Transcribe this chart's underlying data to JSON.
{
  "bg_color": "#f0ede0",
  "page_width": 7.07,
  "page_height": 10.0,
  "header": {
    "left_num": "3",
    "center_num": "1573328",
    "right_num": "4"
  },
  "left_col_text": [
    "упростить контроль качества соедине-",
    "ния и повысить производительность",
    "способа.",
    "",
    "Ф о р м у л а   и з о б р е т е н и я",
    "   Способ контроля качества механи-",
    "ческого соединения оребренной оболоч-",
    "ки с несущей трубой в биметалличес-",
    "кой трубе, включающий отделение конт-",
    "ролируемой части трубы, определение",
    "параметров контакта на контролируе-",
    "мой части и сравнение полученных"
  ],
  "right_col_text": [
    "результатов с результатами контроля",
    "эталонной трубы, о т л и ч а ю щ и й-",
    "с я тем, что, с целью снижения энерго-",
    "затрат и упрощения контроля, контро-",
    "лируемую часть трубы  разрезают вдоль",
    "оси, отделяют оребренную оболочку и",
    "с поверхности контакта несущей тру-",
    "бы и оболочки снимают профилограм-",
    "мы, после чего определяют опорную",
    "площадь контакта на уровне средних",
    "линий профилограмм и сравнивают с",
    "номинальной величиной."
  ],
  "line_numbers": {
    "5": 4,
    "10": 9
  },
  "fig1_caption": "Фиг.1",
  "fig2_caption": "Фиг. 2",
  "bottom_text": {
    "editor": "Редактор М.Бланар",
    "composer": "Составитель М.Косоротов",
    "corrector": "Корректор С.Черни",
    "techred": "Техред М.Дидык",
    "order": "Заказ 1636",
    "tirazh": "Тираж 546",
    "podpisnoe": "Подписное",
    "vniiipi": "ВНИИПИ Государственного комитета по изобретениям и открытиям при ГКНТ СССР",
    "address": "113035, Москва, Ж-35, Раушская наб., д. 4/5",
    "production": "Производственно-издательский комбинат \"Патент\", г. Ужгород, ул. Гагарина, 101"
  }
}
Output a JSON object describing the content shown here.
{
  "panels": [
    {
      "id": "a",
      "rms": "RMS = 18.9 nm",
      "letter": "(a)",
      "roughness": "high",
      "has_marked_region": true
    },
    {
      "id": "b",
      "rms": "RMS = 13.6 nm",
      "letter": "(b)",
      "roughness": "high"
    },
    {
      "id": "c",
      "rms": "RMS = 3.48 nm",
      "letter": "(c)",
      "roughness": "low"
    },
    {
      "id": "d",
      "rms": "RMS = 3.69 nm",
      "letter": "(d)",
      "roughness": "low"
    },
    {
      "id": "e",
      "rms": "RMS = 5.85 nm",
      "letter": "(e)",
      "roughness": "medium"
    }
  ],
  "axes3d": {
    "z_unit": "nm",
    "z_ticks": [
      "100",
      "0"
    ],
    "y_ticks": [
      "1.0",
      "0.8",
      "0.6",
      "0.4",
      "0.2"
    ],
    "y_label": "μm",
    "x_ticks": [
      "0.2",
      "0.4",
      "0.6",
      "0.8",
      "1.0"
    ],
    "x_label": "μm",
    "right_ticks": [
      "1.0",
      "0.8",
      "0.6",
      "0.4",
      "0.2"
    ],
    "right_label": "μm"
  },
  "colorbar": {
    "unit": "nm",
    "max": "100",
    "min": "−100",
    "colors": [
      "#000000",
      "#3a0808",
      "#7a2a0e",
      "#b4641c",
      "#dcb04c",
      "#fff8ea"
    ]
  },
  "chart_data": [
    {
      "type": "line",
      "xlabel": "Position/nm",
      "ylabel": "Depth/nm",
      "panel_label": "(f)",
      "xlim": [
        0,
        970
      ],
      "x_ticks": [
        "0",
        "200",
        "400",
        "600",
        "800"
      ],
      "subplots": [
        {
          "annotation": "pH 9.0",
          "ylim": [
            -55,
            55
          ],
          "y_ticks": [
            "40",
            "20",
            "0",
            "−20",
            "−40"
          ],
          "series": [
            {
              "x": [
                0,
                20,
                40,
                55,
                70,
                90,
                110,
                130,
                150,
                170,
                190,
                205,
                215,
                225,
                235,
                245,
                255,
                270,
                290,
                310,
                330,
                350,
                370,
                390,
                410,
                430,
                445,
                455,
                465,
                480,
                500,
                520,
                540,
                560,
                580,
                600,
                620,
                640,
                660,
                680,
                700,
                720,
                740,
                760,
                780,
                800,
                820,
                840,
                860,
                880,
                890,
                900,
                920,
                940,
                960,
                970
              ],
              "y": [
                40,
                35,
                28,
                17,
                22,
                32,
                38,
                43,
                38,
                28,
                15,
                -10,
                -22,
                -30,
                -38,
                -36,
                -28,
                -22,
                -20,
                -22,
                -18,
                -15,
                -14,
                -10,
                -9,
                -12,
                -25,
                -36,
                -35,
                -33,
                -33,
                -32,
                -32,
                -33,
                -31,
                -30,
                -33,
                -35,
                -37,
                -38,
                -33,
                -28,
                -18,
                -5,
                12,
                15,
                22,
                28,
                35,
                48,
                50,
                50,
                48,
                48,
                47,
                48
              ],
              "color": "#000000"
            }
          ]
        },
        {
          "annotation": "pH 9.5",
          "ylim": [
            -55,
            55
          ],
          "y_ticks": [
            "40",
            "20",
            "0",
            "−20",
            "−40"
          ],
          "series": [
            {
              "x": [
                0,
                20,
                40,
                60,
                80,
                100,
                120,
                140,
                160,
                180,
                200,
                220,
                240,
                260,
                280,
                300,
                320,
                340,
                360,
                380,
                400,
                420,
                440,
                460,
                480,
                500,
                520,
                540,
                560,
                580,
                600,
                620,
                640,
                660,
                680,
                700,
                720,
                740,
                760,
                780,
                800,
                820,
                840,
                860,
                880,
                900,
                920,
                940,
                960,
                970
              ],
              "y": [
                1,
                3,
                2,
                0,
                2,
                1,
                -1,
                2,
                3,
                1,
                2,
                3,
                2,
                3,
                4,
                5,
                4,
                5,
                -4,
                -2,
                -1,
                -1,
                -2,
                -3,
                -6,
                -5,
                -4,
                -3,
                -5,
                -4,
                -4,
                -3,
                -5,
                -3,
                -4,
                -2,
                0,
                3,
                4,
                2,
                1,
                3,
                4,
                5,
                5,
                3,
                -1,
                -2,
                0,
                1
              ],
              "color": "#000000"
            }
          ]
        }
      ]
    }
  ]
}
# # # #
• _What is being asked_
Return the entries above exactly as they appear.

• _Task result_
Transcribe this chart's underlying data to JSON.
{
  "bg_color": "#f0ede0",
  "page_width": 7.07,
  "page_height": 10.0,
  "header": {
    "left_num": "3",
    "center_num": "1573328",
    "right_num": "4"
  },
  "left_col_text": [
    "упростить контроль качества соедине-",
    "ния и повысить производительность",
    "способа.",
    "",
    "Ф о р м у л а   и з о б р е т е н и я",
    "   Способ контроля качества механи-",
    "ческого соединения оребренной оболоч-",
    "ки с несущей трубой в биметалличес-",
    "кой трубе, включающий отделение конт-",
    "ролируемой части трубы, определение",
    "параметров контакта на контролируе-",
    "мой части и сравнение полученных"
  ],
  "right_col_text": [
    "результатов с результатами контроля",
    "эталонной трубы, о т л и ч а ю щ и й-",
    "с я тем, что, с целью снижения энерго-",
    "затрат и упрощения контроля, контро-",
    "лируемую часть трубы  разрезают вдоль",
    "оси, отделяют оребренную оболочку и",
    "с поверхности контакта несущей тру-",
    "бы и оболочки снимают профилограм-",
    "мы, после чего определяют опорную",
    "площадь контакта на уровне средних",
    "линий профилограмм и сравнивают с",
    "номинальной величиной."
  ],
  "line_numbers": {
    "5": 4,
    "10": 9
  },
  "fig1_caption": "Фиг.1",
  "fig2_caption": "Фиг. 2",
  "bottom_text": {
    "editor": "Редактор М.Бланар",
    "composer": "Составитель М.Косоротов",
    "corrector": "Корректор С.Черни",
    "techred": "Техред М.Дидык",
    "order": "Заказ 1636",
    "tirazh": "Тираж 546",
    "podpisnoe": "Подписное",
    "vniiipi": "ВНИИПИ Государственного комитета по изобретениям и открытиям при ГКНТ СССР",
    "address": "113035, Москва, Ж-35, Раушская наб., д. 4/5",
    "production": "Производственно-издательский комбинат \"Патент\", г. Ужгород, ул. Гагарина, 101"
  }
}
Output a JSON object describing the content shown here.
{
  "panels": [
    {
      "id": "a",
      "rms": "RMS = 18.9 nm",
      "letter": "(a)",
      "roughness": "high",
      "has_marked_region": true
    },
    {
      "id": "b",
      "rms": "RMS = 13.6 nm",
      "letter": "(b)",
      "roughness": "high"
    },
    {
      "id": "c",
      "rms": "RMS = 3.48 nm",
      "letter": "(c)",
      "roughness": "low"
    },
    {
      "id": "d",
      "rms": "RMS = 3.69 nm",
      "letter": "(d)",
      "roughness": "low"
    },
    {
      "id": "e",
      "rms": "RMS = 5.85 nm",
      "letter": "(e)",
      "roughness": "medium"
    }
  ],
  "axes3d": {
    "z_unit": "nm",
    "z_ticks": [
      "100",
      "0"
    ],
    "y_ticks": [
      "1.0",
      "0.8",
      "0.6",
      "0.4",
      "0.2"
    ],
    "y_label": "μm",
    "x_ticks": [
      "0.2",
      "0.4",
      "0.6",
      "0.8",
      "1.0"
    ],
    "x_label": "μm",
    "right_ticks": [
      "1.0",
      "0.8",
      "0.6",
      "0.4",
      "0.2"
    ],
    "right_label": "μm"
  },
  "colorbar": {
    "unit": "nm",
    "max": "100",
    "min": "−100",
    "colors": [
      "#000000",
      "#3a0808",
      "#7a2a0e",
      "#b4641c",
      "#dcb04c",
      "#fff8ea"
    ]
  },
  "chart_data": [
    {
      "type": "line",
      "xlabel": "Position/nm",
      "ylabel": "Depth/nm",
      "panel_label": "(f)",
      "xlim": [
        0,
        970
      ],
      "x_ticks": [
        "0",
        "200",
        "400",
        "600",
        "800"
      ],
      "subplots": [
        {
          "annotation": "pH 9.0",
          "ylim": [
            -55,
            55
          ],
          "y_ticks": [
            "40",
            "20",
            "0",
            "−20",
            "−40"
          ],
          "series": [
            {
              "x": [
                0,
                20,
                40,
                55,
                70,
                90,
                110,
                130,
                150,
                170,
                190,
                205,
                215,
                225,
                235,
                245,
                255,
                270,
                290,
                310,
                330,
                350,
                370,
                390,
                410,
                430,
                445,
                455,
                465,
                480,
                500,
                520,
                540,
                560,
                580,
                600,
                620,
                640,
                660,
                680,
                700,
                720,
                740,
                760,
                780,
                800,
                820,
                840,
                860,
                880,
                890,
                900,
                920,
                940,
                960,
                970
              ],
              "y": [
                40,
                35,
                28,
                17,
                22,
                32,
                38,
                43,
                38,
                28,
                15,
                -10,
                -22,
                -30,
                -38,
                -36,
                -28,
                -22,
                -20,
                -22,
                -18,
                -15,
                -14,
                -10,
                -9,
                -12,
                -25,
                -36,
                -35,
                -33,
                -33,
                -32,
                -32,
                -33,
                -31,
                -30,
                -33,
                -35,
                -37,
                -38,
                -33,
                -28,
                -18,
                -5,
                12,
                15,
                22,
                28,
                35,
                48,
                50,
                50,
                48,
                48,
                47,
                48
              ],
              "color": "#000000"
            }
          ]
        },
        {
          "annotation": "pH 9.5",
          "ylim": [
            -55,
            55
          ],
          "y_ticks": [
            "40",
            "20",
            "0",
            "−20",
            "−40"
          ],
          "series": [
            {
              "x": [
                0,
                20,
                40,
                60,
                80,
                100,
                120,
                140,
                160,
                180,
                200,
                220,
                240,
                260,
                280,
                300,
                320,
                340,
                360,
                380,
                400,
                420,
                440,
                460,
                480,
                500,
                520,
                540,
                560,
                580,
                600,
                620,
                640,
                660,
                680,
                700,
                720,
                740,
                760,
                780,
                800,
                820,
                840,
                860,
                880,
                900,
                920,
                940,
                960,
                970
              ],
              "y": [
                1,
                3,
                2,
                0,
                2,
                1,
                -1,
                2,
                3,
                1,
                2,
                3,
                2,
                3,
                4,
                5,
                4,
                5,
                -4,
                -2,
                -1,
                -1,
                -2,
                -3,
                -6,
                -5,
                -4,
                -3,
                -5,
                -4,
                -4,
                -3,
                -5,
                -3,
                -4,
                -2,
                0,
                3,
                4,
                2,
                1,
                3,
                4,
                5,
                5,
                3,
                -1,
                -2,
                0,
                1
              ],
              "color": "#000000"
            }
          ]
        }
      ]
    }
  ]
}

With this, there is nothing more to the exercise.